Task to carry out
In the entries below, find the lines that contain the word "icon" and copy them.

## start Record set

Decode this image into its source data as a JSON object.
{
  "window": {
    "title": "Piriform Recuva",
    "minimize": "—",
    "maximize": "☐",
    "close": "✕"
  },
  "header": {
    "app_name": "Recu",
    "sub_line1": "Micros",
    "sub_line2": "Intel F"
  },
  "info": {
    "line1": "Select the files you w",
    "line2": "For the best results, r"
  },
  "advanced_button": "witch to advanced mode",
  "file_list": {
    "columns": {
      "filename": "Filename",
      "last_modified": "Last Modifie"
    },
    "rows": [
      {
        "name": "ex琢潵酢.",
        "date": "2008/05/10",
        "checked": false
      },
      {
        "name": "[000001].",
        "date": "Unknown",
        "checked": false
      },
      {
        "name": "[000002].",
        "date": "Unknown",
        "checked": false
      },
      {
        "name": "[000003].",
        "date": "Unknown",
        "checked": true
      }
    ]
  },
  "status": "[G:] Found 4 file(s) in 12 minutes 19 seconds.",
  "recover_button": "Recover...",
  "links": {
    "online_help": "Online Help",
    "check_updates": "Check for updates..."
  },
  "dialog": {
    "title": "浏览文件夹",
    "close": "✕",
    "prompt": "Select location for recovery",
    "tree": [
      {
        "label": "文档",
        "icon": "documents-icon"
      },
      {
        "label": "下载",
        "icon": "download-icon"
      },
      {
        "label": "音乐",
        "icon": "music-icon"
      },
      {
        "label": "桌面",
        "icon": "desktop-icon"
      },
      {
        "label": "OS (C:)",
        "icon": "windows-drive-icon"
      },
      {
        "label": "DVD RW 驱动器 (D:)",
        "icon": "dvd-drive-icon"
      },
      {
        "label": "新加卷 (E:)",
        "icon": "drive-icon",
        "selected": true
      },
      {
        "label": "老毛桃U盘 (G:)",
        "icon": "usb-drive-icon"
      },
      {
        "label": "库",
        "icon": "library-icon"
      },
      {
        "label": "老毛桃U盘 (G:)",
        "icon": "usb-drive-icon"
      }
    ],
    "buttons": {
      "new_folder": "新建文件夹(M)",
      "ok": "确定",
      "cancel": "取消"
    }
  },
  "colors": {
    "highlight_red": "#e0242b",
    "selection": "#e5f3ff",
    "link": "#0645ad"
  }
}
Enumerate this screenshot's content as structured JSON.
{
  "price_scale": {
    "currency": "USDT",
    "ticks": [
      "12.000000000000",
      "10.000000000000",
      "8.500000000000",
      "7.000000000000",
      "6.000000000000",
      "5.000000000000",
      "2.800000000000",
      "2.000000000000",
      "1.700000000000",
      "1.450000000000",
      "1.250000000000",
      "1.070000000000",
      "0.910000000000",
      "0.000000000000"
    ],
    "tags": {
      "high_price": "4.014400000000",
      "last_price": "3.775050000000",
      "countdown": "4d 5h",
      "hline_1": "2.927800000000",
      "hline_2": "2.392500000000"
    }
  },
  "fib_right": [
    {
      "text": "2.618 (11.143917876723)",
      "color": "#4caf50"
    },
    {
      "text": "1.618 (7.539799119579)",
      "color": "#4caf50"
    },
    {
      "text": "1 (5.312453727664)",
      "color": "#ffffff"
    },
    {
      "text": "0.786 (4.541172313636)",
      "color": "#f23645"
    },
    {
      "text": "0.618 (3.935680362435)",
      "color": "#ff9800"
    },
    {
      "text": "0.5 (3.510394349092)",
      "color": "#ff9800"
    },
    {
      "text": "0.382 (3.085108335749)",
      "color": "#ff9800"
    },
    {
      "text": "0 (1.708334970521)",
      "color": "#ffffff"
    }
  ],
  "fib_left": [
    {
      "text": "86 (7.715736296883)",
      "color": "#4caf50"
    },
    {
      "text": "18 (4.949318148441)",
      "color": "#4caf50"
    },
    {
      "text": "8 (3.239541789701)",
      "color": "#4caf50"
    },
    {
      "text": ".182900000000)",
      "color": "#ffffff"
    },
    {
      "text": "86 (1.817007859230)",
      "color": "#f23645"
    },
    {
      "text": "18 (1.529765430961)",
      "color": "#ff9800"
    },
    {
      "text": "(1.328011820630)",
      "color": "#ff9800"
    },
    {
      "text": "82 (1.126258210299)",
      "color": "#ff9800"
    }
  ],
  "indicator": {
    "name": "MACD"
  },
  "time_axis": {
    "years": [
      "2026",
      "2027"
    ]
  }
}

## end Record set

Completed exercise
        "icon": "documents-icon"
        "icon": "download-icon"
        "icon": "music-icon"
        "icon": "desktop-icon"
        "icon": "windows-drive-icon"
        "icon": "dvd-drive-icon"
        "icon": "drive-icon",
        "icon": "usb-drive-icon"
        "icon": "library-icon"
        "icon": "usb-drive-icon"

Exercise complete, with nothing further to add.